--- START OF Excerpted text ---
State v. McKibbin.

No. 07-2146.Supreme Court of Iowa.
October 1, 2008.

Appeal from the Iowa District Court for Jasper County, Thomas A. Renda, Judge.

The State was granted discretionary review of the district court’s grant of the defendant’s motion to suppress evidence based on an alleged violation of Iowa Code section 804.20
(2007). REVERSED AND REMANDED.

Thomas J. Miller, Attorney General, Jean C. Pettinger and Mary Tabor, Assistant Attorneys General, Steve Johnson, County Attorney, and Susan A. Wendel, Assistant County Attorney, for appellant.

Rick L. Olson, Des Moines, for appellee.

Considered by SACKETT, C.J., and MILLER and POTTERFIELD, JJ.

MILLER, J.

The State was granted discretionary review of the district court’s grant of the defendant’s motion to suppress evidence of his alcohol concentration based on an alleged violation of Iowa Code section 804.20 (2007). We reverse and remand.

At approximately 2:14 a.m. on July 14, 2007, Jasper County Deputy Sheriff Travis Stout stopped a vehicle driven by McKibbin after observing it “swerving on the wrong side of the highway.” McKibbin failed three field sobriety tests, and a preliminary breath test indicated his alcohol concentration exceeded the legal limit. Deputy Stout arrested McKibbin for operating while intoxicated (OWI) and transported him to the Jasper County jail.

After arriving at the jail, Deputy Stout read McKibbin the implied consent advisory and asked if he would submit to a chemical test. McKibbin asked to speak with Eric Nation, a lieutenant with the Jasper County Sheriff’s office. Deputy Stout advised McKibbin he needed to continue “reading the rest of these forms [to McKibbin] first” and then advised him of additional matters, including his “right to contact an attorney or family member of his choice before making any decisions whether or not to give a breath test.” McKibbin again asked to call Eric Nation. Lieutenant Nation is neither related to McKibbin nor is he an attorney. McKibbin described Nation as “a friend.”
--- END OF Excerpted text ---
--- START OF Extracted information ---
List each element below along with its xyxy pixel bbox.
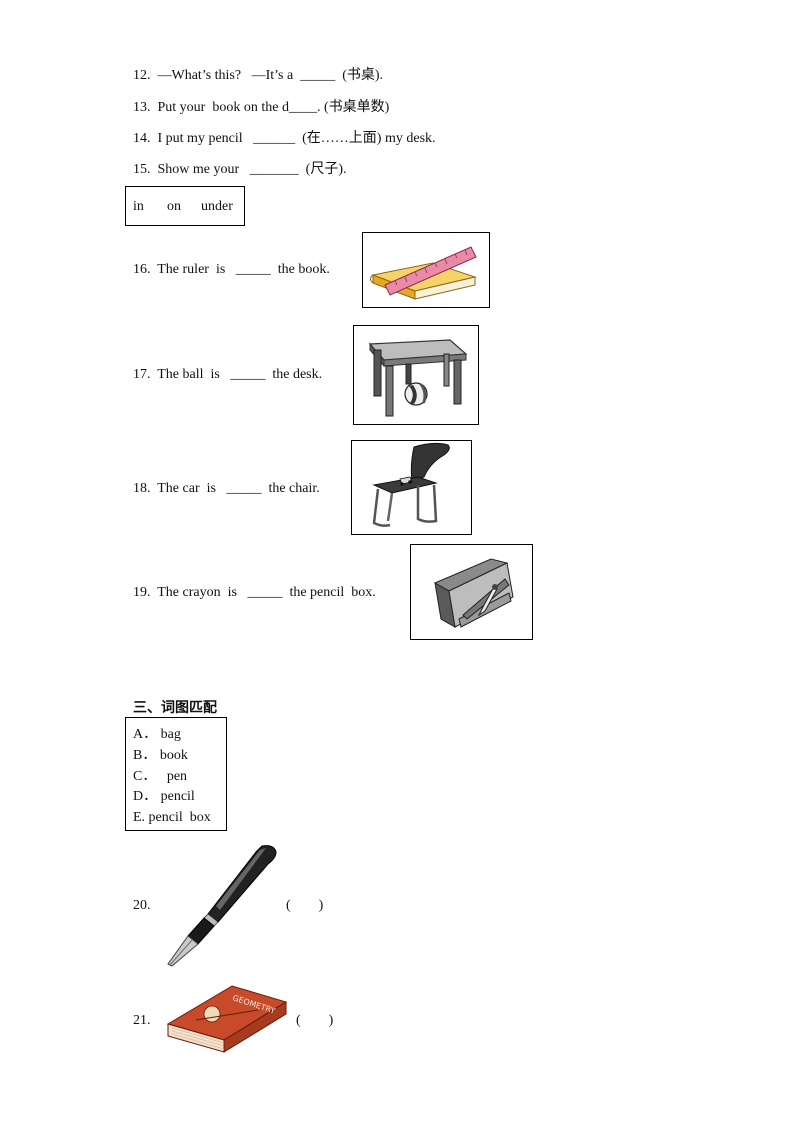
fountain-pen-image (158, 840, 283, 970)
option-c: C． pen (133, 769, 188, 784)
question-19: 19. The crayon is _____ the pencil box. (133, 585, 376, 600)
question-13: 13. Put your book on the d____. (书桌单数) (133, 100, 390, 115)
item-21-number: 21. (133, 1013, 151, 1028)
ruler-on-book-image (362, 232, 490, 308)
question-15: 15. Show me your _______ (尺子). (133, 162, 347, 177)
word-box: in on under (125, 186, 245, 226)
item-21-answer-paren: ( ) (296, 1013, 334, 1028)
question-16: 16. The ruler is _____ the book. (133, 262, 330, 277)
red-book-image: GEOMETRY (162, 980, 290, 1056)
car-on-chair-image (351, 440, 472, 535)
word-option: under (201, 199, 233, 214)
crayon-in-pencil-box-image (410, 544, 533, 640)
section-3-heading: 三、词图匹配 (133, 700, 217, 716)
word-option: in (133, 199, 144, 214)
question-12: 12. —What’s this? —It’s a _____ (书桌). (133, 68, 384, 83)
word-option: on (167, 199, 181, 214)
question-18: 18. The car is _____ the chair. (133, 481, 320, 496)
option-e: E. pencil box (133, 810, 211, 825)
ball-under-desk-image (353, 325, 479, 425)
item-20-number: 20. (133, 898, 151, 913)
option-a: A． bag (133, 727, 181, 742)
option-b: B． book (133, 748, 188, 763)
question-14: 14. I put my pencil ______ (在……上面) my de… (133, 131, 436, 146)
option-d: D． pencil (133, 789, 195, 804)
options-box: A． bag B． book C． pen D． pencil E. penci… (125, 717, 227, 831)
question-17: 17. The ball is _____ the desk. (133, 367, 323, 382)
item-20-answer-paren: ( ) (286, 898, 324, 913)
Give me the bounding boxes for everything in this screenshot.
--- END OF Extracted information ---
§ **Work instructions**: Continue the State v. McKibbin opinion, starting right after its last sentence. The listing is separate material with no connection to the State v. McKibbin opinion.

§ **Response to the exercise**:
After McKibbin’s second request to call Nation, Deputy Aaron Groves advised McKibbin he could not call Nation but could only call an attorney or family member. McKibbin subsequently called his cousin, assisted by Deputy Groves who provided a phone book and by Deputy Stout who allowed McKibbin to use his desk phone. After McKibbin finished his call, Stout asked if he wanted to make any additional phone calls and McKibbin responded in the negative. However, he refused to sign a telephone log indicating he did not want to make any more calls, indicating he still needed to make a call to Eric Nation. He was not allowed to call Nation. McKibbin made a fourth request to call Nation and Deputy Stout again told him he could not call Nation, he could call only a family member or an attorney. McKibbin then consented to a chemical test which indicated an alcohol concentration of .243.

The State charged McKibbin, by trial information, with OWI, first offense, in violation of Iowa Code section 321J.2 (2007). McKibbin filed a motion to suppress the result of his chemical testing, alleging a violation of his limited right to counsel before being required to submit to a chemical test under section 804.20. Following a hearing on the motion the district court granted McKibbin’s motion to suppress. In granting the motion, the district court interpreted Didonato v. Iowa Dep’t of Transp., 456 N.W.2d 367, 371 (Iowa 1990), as imposing

a duty on the arresting officers to inform the arrestee for what purpose of the phone call is permitted when an arrestee requests to call a friend. After giving such advice, if the arrestee insists to make the phone call, the arresting officer must honor the request.

Accordingly, the district court concluded McKibbin should have been allowed to call Lieutenant Nation, and the deputies violated section 804.20 by denying his statutory right to do so.

The State filed an application with the Iowa Supreme Court for discretionary review of the district court’s grant of the suppression motion and our supreme court granted the State’s application. The State contends on appeal that the district court misinterpreted section 804.20 and case law applying that provision, and the deputies here complied with the requirements of that section.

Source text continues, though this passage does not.